## EXERCISE
Copy out the data below unchanged, starting with its first line and going on through the line containing "663, 126, 689]". Include both of those lines.

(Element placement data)
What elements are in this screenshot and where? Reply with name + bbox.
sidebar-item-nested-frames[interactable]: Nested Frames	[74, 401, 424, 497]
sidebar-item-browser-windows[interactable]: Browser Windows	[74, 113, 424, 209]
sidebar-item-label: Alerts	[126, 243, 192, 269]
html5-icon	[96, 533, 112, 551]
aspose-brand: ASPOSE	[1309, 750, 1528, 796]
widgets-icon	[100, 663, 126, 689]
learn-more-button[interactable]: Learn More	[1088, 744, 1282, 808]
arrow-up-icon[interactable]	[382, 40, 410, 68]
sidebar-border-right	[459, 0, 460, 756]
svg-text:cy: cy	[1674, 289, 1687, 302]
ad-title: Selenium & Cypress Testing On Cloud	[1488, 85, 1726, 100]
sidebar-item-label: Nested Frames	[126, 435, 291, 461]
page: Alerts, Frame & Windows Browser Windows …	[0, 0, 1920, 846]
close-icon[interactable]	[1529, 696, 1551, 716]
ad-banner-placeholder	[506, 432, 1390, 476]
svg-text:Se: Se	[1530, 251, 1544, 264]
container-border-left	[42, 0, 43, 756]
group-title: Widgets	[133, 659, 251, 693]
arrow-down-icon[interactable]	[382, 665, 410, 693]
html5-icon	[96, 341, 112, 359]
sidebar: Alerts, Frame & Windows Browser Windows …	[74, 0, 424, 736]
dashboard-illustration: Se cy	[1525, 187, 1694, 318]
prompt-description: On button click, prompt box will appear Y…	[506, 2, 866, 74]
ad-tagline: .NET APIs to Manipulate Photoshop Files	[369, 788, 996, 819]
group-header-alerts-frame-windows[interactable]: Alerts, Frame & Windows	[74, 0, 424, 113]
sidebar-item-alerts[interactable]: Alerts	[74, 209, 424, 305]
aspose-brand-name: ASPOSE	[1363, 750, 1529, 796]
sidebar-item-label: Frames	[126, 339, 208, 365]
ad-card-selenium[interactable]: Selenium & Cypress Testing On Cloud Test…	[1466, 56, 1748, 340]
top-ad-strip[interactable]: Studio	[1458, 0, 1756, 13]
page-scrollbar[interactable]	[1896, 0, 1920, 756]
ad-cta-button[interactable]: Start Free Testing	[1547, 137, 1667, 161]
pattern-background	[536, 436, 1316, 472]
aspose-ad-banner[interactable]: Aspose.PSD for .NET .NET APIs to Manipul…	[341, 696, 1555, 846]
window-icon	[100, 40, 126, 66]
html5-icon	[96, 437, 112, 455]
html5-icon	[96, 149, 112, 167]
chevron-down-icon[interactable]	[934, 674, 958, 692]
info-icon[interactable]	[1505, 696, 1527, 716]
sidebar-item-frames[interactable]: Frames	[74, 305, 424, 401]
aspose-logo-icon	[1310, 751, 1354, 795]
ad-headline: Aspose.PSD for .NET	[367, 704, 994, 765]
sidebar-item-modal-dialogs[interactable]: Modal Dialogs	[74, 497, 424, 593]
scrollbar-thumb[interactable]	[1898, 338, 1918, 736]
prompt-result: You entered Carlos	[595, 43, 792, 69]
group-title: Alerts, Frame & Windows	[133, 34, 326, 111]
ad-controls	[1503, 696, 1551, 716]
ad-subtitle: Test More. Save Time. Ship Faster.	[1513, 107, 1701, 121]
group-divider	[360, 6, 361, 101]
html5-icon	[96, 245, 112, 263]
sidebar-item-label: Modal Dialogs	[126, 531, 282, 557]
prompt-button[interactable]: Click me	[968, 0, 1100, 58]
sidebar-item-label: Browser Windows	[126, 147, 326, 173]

## COMPLETED EXERCISE
What elements are in this screenshot and where? Reply with name + bbox.
sidebar-item-nested-frames[interactable]: Nested Frames	[74, 401, 424, 497]
sidebar-item-browser-windows[interactable]: Browser Windows	[74, 113, 424, 209]
sidebar-item-label: Alerts	[126, 243, 192, 269]
html5-icon	[96, 533, 112, 551]
aspose-brand: ASPOSE	[1309, 750, 1528, 796]
widgets-icon	[100, 663, 126, 689]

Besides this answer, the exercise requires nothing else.